## begin

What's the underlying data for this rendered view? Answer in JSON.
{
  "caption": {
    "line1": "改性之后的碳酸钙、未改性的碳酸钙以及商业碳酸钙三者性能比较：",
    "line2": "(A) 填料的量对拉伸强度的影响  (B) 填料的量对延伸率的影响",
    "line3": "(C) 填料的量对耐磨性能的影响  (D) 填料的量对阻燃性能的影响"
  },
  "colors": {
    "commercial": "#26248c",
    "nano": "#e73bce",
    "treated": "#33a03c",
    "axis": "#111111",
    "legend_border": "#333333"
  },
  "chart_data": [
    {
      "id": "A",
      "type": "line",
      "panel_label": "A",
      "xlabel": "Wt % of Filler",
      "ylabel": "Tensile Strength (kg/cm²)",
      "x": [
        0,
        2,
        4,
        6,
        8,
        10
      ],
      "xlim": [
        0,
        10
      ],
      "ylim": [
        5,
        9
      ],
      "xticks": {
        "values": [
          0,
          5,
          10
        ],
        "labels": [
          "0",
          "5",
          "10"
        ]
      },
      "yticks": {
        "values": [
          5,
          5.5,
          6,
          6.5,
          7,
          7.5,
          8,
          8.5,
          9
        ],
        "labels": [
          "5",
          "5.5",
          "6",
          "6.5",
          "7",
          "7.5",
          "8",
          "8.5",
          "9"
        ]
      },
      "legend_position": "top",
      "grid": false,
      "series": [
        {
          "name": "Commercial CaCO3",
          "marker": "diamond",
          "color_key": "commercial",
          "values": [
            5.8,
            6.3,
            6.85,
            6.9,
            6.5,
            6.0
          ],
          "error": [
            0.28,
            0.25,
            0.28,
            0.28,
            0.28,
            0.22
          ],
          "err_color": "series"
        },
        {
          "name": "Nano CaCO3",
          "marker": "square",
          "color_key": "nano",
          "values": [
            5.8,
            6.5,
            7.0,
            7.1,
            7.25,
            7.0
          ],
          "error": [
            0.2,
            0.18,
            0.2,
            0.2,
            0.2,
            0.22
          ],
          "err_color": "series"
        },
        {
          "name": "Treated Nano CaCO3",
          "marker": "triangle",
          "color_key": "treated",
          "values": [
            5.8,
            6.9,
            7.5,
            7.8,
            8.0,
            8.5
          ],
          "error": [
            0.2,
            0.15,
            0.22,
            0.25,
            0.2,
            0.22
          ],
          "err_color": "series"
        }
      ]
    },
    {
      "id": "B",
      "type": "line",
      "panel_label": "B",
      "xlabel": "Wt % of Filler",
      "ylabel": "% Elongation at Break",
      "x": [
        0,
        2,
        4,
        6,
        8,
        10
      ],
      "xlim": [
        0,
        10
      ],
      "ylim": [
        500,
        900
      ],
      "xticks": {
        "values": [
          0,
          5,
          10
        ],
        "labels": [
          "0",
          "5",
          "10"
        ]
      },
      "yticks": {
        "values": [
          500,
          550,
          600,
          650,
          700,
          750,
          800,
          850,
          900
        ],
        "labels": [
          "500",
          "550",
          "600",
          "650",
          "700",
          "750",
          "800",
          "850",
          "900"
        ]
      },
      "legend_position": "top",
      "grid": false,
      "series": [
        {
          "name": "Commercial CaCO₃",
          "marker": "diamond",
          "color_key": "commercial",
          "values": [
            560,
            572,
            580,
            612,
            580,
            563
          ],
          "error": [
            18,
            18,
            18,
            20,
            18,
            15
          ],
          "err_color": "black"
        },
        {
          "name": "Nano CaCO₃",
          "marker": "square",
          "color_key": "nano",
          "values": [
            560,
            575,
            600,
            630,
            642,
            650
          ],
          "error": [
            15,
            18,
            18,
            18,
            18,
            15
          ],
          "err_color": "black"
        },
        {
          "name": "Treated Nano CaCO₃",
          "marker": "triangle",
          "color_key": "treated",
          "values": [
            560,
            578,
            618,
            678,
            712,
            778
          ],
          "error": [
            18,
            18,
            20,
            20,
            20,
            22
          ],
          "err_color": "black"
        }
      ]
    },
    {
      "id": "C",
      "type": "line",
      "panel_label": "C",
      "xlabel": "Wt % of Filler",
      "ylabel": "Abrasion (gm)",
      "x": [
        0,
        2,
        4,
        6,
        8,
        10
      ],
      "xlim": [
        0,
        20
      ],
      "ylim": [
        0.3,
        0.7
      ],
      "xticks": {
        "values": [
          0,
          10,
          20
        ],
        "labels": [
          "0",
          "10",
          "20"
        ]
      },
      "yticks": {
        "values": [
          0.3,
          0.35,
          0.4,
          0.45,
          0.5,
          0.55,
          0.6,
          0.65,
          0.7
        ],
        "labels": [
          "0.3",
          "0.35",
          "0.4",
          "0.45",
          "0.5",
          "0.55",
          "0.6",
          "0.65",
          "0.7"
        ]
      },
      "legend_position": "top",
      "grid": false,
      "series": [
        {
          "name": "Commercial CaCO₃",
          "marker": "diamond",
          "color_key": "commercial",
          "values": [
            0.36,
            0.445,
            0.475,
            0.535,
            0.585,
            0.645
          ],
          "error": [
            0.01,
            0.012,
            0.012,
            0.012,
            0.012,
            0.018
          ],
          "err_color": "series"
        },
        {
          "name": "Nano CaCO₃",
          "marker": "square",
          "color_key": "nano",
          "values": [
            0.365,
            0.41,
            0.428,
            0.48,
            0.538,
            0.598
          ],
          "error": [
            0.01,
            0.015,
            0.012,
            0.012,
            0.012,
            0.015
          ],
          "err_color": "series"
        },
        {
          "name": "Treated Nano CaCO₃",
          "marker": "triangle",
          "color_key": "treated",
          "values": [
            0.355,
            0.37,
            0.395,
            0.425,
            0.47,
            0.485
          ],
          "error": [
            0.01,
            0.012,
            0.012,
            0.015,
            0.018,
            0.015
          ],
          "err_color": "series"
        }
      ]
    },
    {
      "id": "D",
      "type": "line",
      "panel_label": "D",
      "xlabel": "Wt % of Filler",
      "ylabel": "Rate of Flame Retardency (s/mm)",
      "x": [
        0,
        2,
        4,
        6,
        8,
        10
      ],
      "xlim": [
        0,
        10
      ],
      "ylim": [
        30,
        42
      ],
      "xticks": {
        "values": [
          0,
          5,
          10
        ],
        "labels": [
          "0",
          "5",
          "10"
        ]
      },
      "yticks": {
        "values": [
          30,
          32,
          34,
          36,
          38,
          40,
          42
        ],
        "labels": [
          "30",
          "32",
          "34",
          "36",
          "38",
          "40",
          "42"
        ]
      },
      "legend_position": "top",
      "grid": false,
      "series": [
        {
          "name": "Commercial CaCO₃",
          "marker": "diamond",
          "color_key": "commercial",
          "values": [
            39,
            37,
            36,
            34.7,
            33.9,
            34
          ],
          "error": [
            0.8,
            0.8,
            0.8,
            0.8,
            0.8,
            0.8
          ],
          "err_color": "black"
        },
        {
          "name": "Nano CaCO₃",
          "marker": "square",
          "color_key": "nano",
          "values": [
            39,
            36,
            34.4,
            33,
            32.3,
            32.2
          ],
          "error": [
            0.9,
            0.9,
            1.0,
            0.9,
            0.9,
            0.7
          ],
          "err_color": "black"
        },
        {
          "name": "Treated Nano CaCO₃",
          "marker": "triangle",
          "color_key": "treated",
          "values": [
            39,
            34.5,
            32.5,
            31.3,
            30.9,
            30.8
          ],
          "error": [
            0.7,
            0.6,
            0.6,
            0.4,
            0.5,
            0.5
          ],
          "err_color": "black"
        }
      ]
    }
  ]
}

## end

- Exercise
Every line above should be retyped exactly as given.

- Correct output
What's the underlying data for this rendered view? Answer in JSON.
{
  "caption": {
    "line1": "改性之后的碳酸钙、未改性的碳酸钙以及商业碳酸钙三者性能比较：",
    "line2": "(A) 填料的量对拉伸强度的影响  (B) 填料的量对延伸率的影响",
    "line3": "(C) 填料的量对耐磨性能的影响  (D) 填料的量对阻燃性能的影响"
  },
  "colors": {
    "commercial": "#26248c",
    "nano": "#e73bce",
    "treated": "#33a03c",
    "axis": "#111111",
    "legend_border": "#333333"
  },
  "chart_data": [
    {
      "id": "A",
      "type": "line",
      "panel_label": "A",
      "xlabel": "Wt % of Filler",
      "ylabel": "Tensile Strength (kg/cm²)",
      "x": [
        0,
        2,
        4,
        6,
        8,
        10
      ],
      "xlim": [
        0,
        10
      ],
      "ylim": [
        5,
        9
      ],
      "xticks": {
        "values": [
          0,
          5,
          10
        ],
        "labels": [
          "0",
          "5",
          "10"
        ]
      },
      "yticks": {
        "values": [
          5,
          5.5,
          6,
          6.5,
          7,
          7.5,
          8,
          8.5,
          9
        ],
        "labels": [
          "5",
          "5.5",
          "6",
          "6.5",
          "7",
          "7.5",
          "8",
          "8.5",
          "9"
        ]
      },
      "legend_position": "top",
      "grid": false,
      "series": [
        {
          "name": "Commercial CaCO3",
          "marker": "diamond",
          "color_key": "commercial",
          "values": [
            5.8,
            6.3,
            6.85,
            6.9,
            6.5,
            6.0
          ],
          "error": [
            0.28,
            0.25,
            0.28,
            0.28,
            0.28,
            0.22
          ],
          "err_color": "series"
        },
        {
          "name": "Nano CaCO3",
          "marker": "square",
          "color_key": "nano",
          "values": [
            5.8,
            6.5,
            7.0,
            7.1,
            7.25,
            7.0
          ],
          "error": [
            0.2,
            0.18,
            0.2,
            0.2,
            0.2,
            0.22
          ],
          "err_color": "series"
        },
        {
          "name": "Treated Nano CaCO3",
          "marker": "triangle",
          "color_key": "treated",
          "values": [
            5.8,
            6.9,
            7.5,
            7.8,
            8.0,
            8.5
          ],
          "error": [
            0.2,
            0.15,
            0.22,
            0.25,
            0.2,
            0.22
          ],
          "err_color": "series"
        }
      ]
    },
    {
      "id": "B",
      "type": "line",
      "panel_label": "B",
      "xlabel": "Wt % of Filler",
      "ylabel": "% Elongation at Break",
      "x": [
        0,
        2,
        4,
        6,
        8,
        10
      ],
      "xlim": [
        0,
        10
      ],
      "ylim": [
        500,
        900
      ],
      "xticks": {
        "values": [
          0,
          5,
          10
        ],
        "labels": [
          "0",
          "5",
          "10"
        ]
      },
      "yticks": {
        "values": [
          500,
          550,
          600,
          650,
          700,
          750,
          800,
          850,
          900
        ],
        "labels": [
          "500",
          "550",
          "600",
          "650",
          "700",
          "750",
          "800",
          "850",
          "900"
        ]
      },
      "legend_position": "top",
      "grid": false,
      "series": [
        {
          "name": "Commercial CaCO₃",
          "marker": "diamond",
          "color_key": "commercial",
          "values": [
            560,
            572,
            580,
            612,
            580,
            563
          ],
          "error": [
            18,
            18,
            18,
            20,
            18,
            15
          ],
          "err_color": "black"
        },
        {
          "name": "Nano CaCO₃",
          "marker": "square",
          "color_key": "nano",
          "values": [
            560,
            575,
            600,
            630,
            642,
            650
          ],
          "error": [
            15,
            18,
            18,
            18,
            18,
            15
          ],
          "err_color": "black"
        },
        {
          "name": "Treated Nano CaCO₃",
          "marker": "triangle",
          "color_key": "treated",
          "values": [
            560,
            578,
            618,
            678,
            712,
            778
          ],
          "error": [
            18,
            18,
            20,
            20,
            20,
            22
          ],
          "err_color": "black"
        }
      ]
    },
    {
      "id": "C",
      "type": "line",
      "panel_label": "C",
      "xlabel": "Wt % of Filler",
      "ylabel": "Abrasion (gm)",
      "x": [
        0,
        2,
        4,
        6,
        8,
        10
      ],
      "xlim": [
        0,
        20
      ],
      "ylim": [
        0.3,
        0.7
      ],
      "xticks": {
        "values": [
          0,
          10,
          20
        ],
        "labels": [
          "0",
          "10",
          "20"
        ]
      },
      "yticks": {
        "values": [
          0.3,
          0.35,
          0.4,
          0.45,
          0.5,
          0.55,
          0.6,
          0.65,
          0.7
        ],
        "labels": [
          "0.3",
          "0.35",
          "0.4",
          "0.45",
          "0.5",
          "0.55",
          "0.6",
          "0.65",
          "0.7"
        ]
      },
      "legend_position": "top",
      "grid": false,
      "series": [
        {
          "name": "Commercial CaCO₃",
          "marker": "diamond",
          "color_key": "commercial",
          "values": [
            0.36,
            0.445,
            0.475,
            0.535,
            0.585,
            0.645
          ],
          "error": [
            0.01,
            0.012,
            0.012,
            0.012,
            0.012,
            0.018
          ],
          "err_color": "series"
        },
        {
          "name": "Nano CaCO₃",
          "marker": "square",
          "color_key": "nano",
          "values": [
            0.365,
            0.41,
            0.428,
            0.48,
            0.538,
            0.598
          ],
          "error": [
            0.01,
            0.015,
            0.012,
            0.012,
            0.012,
            0.015
          ],
          "err_color": "series"
        },
        {
          "name": "Treated Nano CaCO₃",
          "marker": "triangle",
          "color_key": "treated",
          "values": [
            0.355,
            0.37,
            0.395,
            0.425,
            0.47,
            0.485
          ],
          "error": [
            0.01,
            0.012,
            0.012,
            0.015,
            0.018,
            0.015
          ],
          "err_color": "series"
        }
      ]
    },
    {
      "id": "D",
      "type": "line",
      "panel_label": "D",
      "xlabel": "Wt % of Filler",
      "ylabel": "Rate of Flame Retardency (s/mm)",
      "x": [
        0,
        2,
        4,
        6,
        8,
        10
      ],
      "xlim": [
        0,
        10
      ],
      "ylim": [
        30,
        42
      ],
      "xticks": {
        "values": [
          0,
          5,
          10
        ],
        "labels": [
          "0",
          "5",
          "10"
        ]
      },
      "yticks": {
        "values": [
          30,
          32,
          34,
          36,
          38,
          40,
          42
        ],
        "labels": [
          "30",
          "32",
          "34",
          "36",
          "38",
          "40",
          "42"
        ]
      },
      "legend_position": "top",
      "grid": false,
      "series": [
        {
          "name": "Commercial CaCO₃",
          "marker": "diamond",
          "color_key": "commercial",
          "values": [
            39,
            37,
            36,
            34.7,
            33.9,
            34
          ],
          "error": [
            0.8,
            0.8,
            0.8,
            0.8,
            0.8,
            0.8
          ],
          "err_color": "black"
        },
        {
          "name": "Nano CaCO₃",
          "marker": "square",
          "color_key": "nano",
          "values": [
            39,
            36,
            34.4,
            33,
            32.3,
            32.2
          ],
          "error": [
            0.9,
            0.9,
            1.0,
            0.9,
            0.9,
            0.7
          ],
          "err_color": "black"
        },
        {
          "name": "Treated Nano CaCO₃",
          "marker": "triangle",
          "color_key": "treated",
          "values": [
            39,
            34.5,
            32.5,
            31.3,
            30.9,
            30.8
          ],
          "error": [
            0.7,
            0.6,
            0.6,
            0.4,
            0.5,
            0.5
          ],
          "err_color": "black"
        }
      ]
    }
  ]
}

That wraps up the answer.